Available records ::
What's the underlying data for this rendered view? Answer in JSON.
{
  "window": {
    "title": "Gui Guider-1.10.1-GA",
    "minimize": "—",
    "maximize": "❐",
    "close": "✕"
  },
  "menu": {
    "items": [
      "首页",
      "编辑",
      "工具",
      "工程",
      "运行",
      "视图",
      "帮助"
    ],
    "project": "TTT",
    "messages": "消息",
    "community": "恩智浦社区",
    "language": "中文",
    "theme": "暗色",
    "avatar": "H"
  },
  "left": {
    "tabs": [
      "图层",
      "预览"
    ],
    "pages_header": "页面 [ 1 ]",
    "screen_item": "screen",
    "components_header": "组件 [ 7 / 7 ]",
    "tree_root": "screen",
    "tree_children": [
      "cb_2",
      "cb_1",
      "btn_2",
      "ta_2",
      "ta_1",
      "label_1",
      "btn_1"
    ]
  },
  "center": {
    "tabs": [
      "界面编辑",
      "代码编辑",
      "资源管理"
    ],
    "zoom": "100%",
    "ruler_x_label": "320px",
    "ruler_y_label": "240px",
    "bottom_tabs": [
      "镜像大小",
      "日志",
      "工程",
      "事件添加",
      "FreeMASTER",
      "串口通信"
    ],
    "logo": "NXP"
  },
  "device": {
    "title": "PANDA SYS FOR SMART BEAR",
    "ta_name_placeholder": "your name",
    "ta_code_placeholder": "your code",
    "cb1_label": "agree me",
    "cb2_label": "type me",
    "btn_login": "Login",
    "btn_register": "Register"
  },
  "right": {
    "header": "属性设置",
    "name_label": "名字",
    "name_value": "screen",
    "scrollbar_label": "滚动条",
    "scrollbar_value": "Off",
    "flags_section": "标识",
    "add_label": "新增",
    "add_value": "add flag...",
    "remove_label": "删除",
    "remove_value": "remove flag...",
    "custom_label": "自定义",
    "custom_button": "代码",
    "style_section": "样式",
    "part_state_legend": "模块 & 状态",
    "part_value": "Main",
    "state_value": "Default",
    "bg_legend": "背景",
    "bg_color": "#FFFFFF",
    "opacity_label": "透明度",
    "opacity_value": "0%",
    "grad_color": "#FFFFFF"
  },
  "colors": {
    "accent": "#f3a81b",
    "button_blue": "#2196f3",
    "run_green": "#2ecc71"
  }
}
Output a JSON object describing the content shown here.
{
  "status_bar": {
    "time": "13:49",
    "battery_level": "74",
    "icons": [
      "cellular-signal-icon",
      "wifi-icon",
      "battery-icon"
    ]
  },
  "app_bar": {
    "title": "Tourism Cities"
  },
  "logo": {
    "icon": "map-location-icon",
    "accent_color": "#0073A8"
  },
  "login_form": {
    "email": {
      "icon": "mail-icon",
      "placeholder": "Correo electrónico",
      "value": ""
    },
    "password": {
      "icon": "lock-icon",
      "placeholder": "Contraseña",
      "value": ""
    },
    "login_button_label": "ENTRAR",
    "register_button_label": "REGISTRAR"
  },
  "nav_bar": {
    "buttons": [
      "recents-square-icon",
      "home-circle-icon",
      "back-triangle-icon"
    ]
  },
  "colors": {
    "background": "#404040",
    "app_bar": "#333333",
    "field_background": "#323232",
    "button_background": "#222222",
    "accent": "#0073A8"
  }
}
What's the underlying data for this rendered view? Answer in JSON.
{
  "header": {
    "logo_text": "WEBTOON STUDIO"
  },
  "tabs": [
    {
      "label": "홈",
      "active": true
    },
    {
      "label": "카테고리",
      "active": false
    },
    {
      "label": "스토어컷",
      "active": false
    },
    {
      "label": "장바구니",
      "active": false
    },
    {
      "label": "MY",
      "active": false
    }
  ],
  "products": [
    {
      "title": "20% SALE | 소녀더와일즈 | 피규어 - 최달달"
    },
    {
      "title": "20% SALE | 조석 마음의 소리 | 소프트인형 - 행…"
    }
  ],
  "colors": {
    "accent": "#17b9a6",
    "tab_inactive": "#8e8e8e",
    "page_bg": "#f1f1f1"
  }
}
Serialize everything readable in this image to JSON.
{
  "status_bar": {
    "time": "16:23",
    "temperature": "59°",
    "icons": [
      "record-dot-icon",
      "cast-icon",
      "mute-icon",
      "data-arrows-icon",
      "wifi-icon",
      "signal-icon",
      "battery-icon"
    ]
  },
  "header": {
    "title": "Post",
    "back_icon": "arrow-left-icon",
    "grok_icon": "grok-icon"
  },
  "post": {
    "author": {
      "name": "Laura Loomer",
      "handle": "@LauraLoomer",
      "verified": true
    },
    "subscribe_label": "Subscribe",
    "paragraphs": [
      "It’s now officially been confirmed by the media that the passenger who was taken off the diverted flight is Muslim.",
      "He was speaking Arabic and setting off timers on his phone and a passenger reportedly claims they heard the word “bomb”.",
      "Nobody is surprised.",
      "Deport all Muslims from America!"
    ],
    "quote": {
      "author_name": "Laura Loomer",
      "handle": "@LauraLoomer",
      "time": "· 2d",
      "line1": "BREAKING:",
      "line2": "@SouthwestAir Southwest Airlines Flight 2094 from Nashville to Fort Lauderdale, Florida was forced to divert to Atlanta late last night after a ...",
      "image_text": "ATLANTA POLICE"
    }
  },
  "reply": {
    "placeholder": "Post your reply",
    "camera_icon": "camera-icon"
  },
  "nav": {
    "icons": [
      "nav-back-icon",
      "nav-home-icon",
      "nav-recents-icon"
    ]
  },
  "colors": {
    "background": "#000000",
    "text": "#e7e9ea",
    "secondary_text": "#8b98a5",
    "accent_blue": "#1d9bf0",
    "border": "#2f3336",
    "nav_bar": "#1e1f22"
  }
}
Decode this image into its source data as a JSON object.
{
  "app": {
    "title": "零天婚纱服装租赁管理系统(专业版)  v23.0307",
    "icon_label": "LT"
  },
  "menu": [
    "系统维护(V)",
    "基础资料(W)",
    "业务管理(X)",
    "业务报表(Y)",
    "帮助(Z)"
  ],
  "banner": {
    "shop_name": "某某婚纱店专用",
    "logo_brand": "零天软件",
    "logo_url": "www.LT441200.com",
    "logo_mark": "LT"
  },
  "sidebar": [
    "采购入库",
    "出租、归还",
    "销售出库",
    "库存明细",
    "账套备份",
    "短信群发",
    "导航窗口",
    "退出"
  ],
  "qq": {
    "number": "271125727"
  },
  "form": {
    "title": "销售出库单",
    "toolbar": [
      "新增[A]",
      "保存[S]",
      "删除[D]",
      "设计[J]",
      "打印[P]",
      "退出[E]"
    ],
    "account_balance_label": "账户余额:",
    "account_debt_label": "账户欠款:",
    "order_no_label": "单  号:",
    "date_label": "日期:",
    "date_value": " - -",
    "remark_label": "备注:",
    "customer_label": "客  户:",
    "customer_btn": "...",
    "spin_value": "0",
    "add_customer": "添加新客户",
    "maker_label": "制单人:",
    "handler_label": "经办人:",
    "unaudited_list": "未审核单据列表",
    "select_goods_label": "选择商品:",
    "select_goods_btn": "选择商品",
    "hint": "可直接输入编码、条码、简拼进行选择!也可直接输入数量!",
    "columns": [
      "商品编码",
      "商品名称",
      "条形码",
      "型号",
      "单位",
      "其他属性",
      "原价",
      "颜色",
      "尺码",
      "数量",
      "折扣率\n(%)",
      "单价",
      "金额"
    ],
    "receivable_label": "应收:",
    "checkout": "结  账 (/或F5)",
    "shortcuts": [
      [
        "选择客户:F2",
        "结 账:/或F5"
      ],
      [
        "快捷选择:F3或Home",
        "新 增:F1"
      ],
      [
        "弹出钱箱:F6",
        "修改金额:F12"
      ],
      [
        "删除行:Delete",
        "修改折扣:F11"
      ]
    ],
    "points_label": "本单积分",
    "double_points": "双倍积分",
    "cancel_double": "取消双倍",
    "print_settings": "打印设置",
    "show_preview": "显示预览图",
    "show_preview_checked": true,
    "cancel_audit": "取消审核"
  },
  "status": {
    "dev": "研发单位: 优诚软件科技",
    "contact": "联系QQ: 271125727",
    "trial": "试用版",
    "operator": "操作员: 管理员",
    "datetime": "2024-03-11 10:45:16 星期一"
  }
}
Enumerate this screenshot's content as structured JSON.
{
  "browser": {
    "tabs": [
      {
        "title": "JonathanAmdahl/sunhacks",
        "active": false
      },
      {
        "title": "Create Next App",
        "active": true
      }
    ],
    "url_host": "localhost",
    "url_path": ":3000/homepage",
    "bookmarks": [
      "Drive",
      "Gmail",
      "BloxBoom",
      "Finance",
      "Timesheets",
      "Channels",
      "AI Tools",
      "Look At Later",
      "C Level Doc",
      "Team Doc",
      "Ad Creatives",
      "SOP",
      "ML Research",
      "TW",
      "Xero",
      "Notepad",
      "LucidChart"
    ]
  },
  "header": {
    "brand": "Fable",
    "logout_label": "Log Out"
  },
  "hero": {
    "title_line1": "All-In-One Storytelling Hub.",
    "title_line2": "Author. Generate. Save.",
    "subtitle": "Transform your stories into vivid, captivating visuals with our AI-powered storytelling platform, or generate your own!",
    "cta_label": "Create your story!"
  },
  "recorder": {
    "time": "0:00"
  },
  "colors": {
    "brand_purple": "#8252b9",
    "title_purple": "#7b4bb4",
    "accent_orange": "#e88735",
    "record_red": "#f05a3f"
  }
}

Set problem :: Report each line of the material above where the word "JSON" appears.

The answer ::
What's the underlying data for this rendered view? Answer in JSON.
Output a JSON object describing the content shown here.
What's the underlying data for this rendered view? Answer in JSON.
Serialize everything readable in this image to JSON.
Decode this image into its source data as a JSON object.
Enumerate this screenshot's content as structured JSON.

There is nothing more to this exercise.